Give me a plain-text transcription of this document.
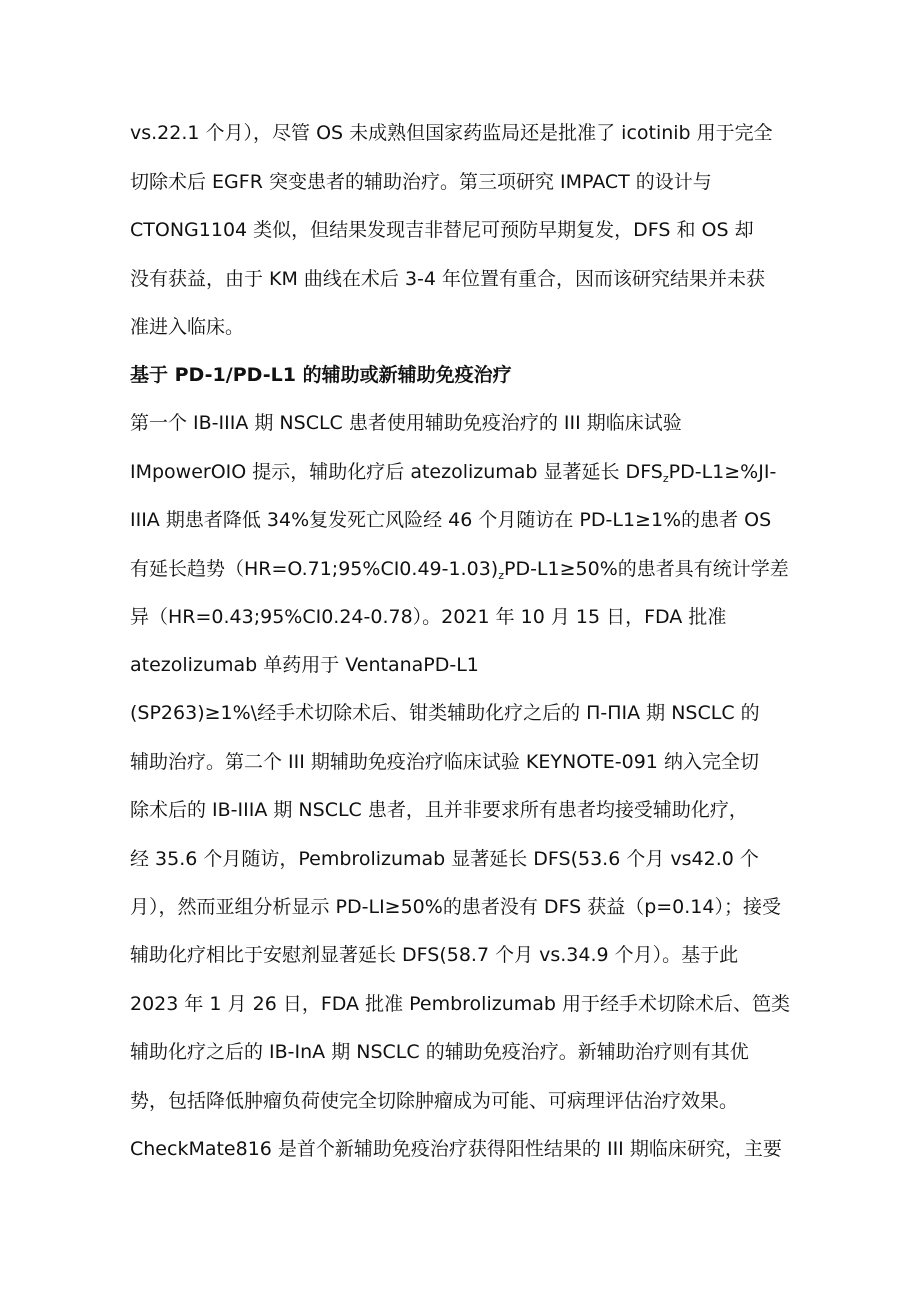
vs.22.1 个月），尽管 OS 未成熟但国家药监局还是批准了 icotinib 用于完全
切除术后 EGFR 突变患者的辅助治疗。第三项研究 IMPACT 的设计与
CTONG1104 类似，但结果发现吉非替尼可预防早期复发，DFS 和 OS 却
没有获益，由于 KM 曲线在术后 3-4 年位置有重合，因而该研究结果并未获
准进入临床。
基于 PD-1/PD-L1 的辅助或新辅助免疫治疗
第一个 IB-IIIA 期 NSCLC 患者使用辅助免疫治疗的 III 期临床试验
IMpowerOIO 提示，辅助化疗后 atezolizumab 显著延长 $DFS_zPD-L1\ge\%JI-$
IIIA 期患者降低 34%复发死亡风险经 46 个月随访在 PD-L1≥1%的患者 OS
有延长趋势$(HR=O.71;95\%CI0.49-1.03)_zPD-L1\ge 50\%$的患者具有统计学差
异（HR=0.43;95%CI0.24-0.78）。2021 年 10 月 15 日，FDA 批准
atezolizumab 单药用于 VentanaPD-L1
(SP263)≥1%\经手术切除术后、钳类辅助化疗之后的 П-ПIA 期 NSCLC 的
辅助治疗。第二个 III 期辅助免疫治疗临床试验 KEYNOTE-091 纳入完全切
除术后的 IB-IIIA 期 NSCLC 患者，且并非要求所有患者均接受辅助化疗，
经 35.6 个月随访，Pembrolizumab 显著延长 DFS(53.6 个月 vs42.0 个
月），然而亚组分析显示 PD-LI≥50%的患者没有 DFS 获益（p=0.14）；接受
辅助化疗相比于安慰剂显著延长 DFS(58.7 个月 vs.34.9 个月）。基于此
2023 年 1 月 26 日，FDA 批准 Pembrolizumab 用于经手术切除术后、笆类
辅助化疗之后的 IB-InA 期 NSCLC 的辅助免疫治疗。新辅助治疗则有其优
势，包括降低肿瘤负荷使完全切除肿瘤成为可能、可病理评估治疗效果。
CheckMate816 是首个新辅助免疫治疗获得阳性结果的 III 期临床研究，主要
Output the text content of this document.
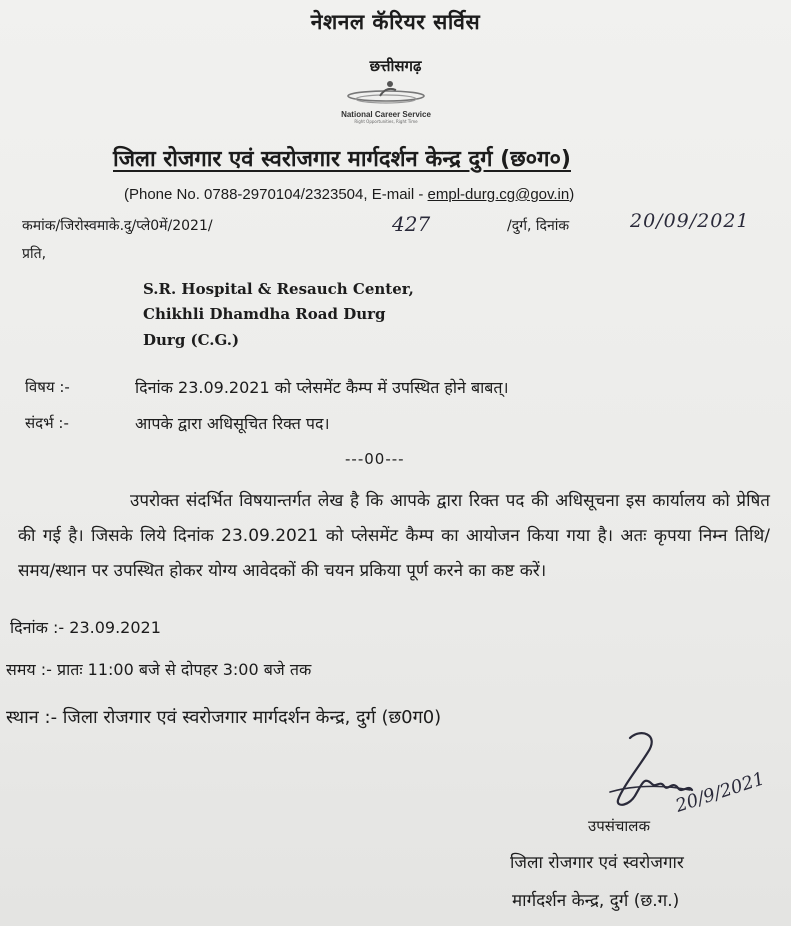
नेशनल कॅरियर सर्विस
छत्तीसगढ़
National Career Service
Right Opportunities, Right Time
जिला रोजगार एवं स्वरोजगार मार्गदर्शन केन्द्र दुर्ग (छ०ग०)
(Phone No. 0788-2970104/2323504, E-mail - empl-durg.cg@gov.in)
कमांक/जिरोस्वमाके.दु/प्ले0में/2021/	427	/दुर्ग, दिनांक	20/09/2021
प्रति,
S.R. Hospital & Resauch Center,
Chikhli Dhamdha Road Durg
Durg (C.G.)
विषय :-	दिनांक 23.09.2021 को प्लेसमेंट कैम्प में उपस्थित होने बाबत्।
संदर्भ :-	आपके द्वारा अधिसूचित रिक्त पद।
---00---

उपरोक्त संदर्भित विषयान्तर्गत लेख है कि आपके द्वारा रिक्त पद की अधिसूचना इस कार्यालय को प्रेषित की गई है। जिसके लिये दिनांक 23.09.2021 को प्लेसमेंट कैम्प का आयोजन किया गया है। अतः कृपया निम्न तिथि/समय/स्थान पर उपस्थित होकर योग्य आवेदकों की चयन प्रकिया पूर्ण करने का कष्ट करें।

दिनांक :- 23.09.2021
समय :- प्रातः 11:00 बजे से दोपहर 3:00 बजे तक
स्थान :- जिला रोजगार एवं स्वरोजगार मार्गदर्शन केन्द्र, दुर्ग (छ0ग0)
20/9/2021
उपसंचालक
जिला रोजगार एवं स्वरोजगार
मार्गदर्शन केन्द्र, दुर्ग (छ.ग.)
□ □ □
Look through the entries above and list every line containing "this".

Written answer ▸
Give me a plain-text transcription of this document.
Output the text content of this document.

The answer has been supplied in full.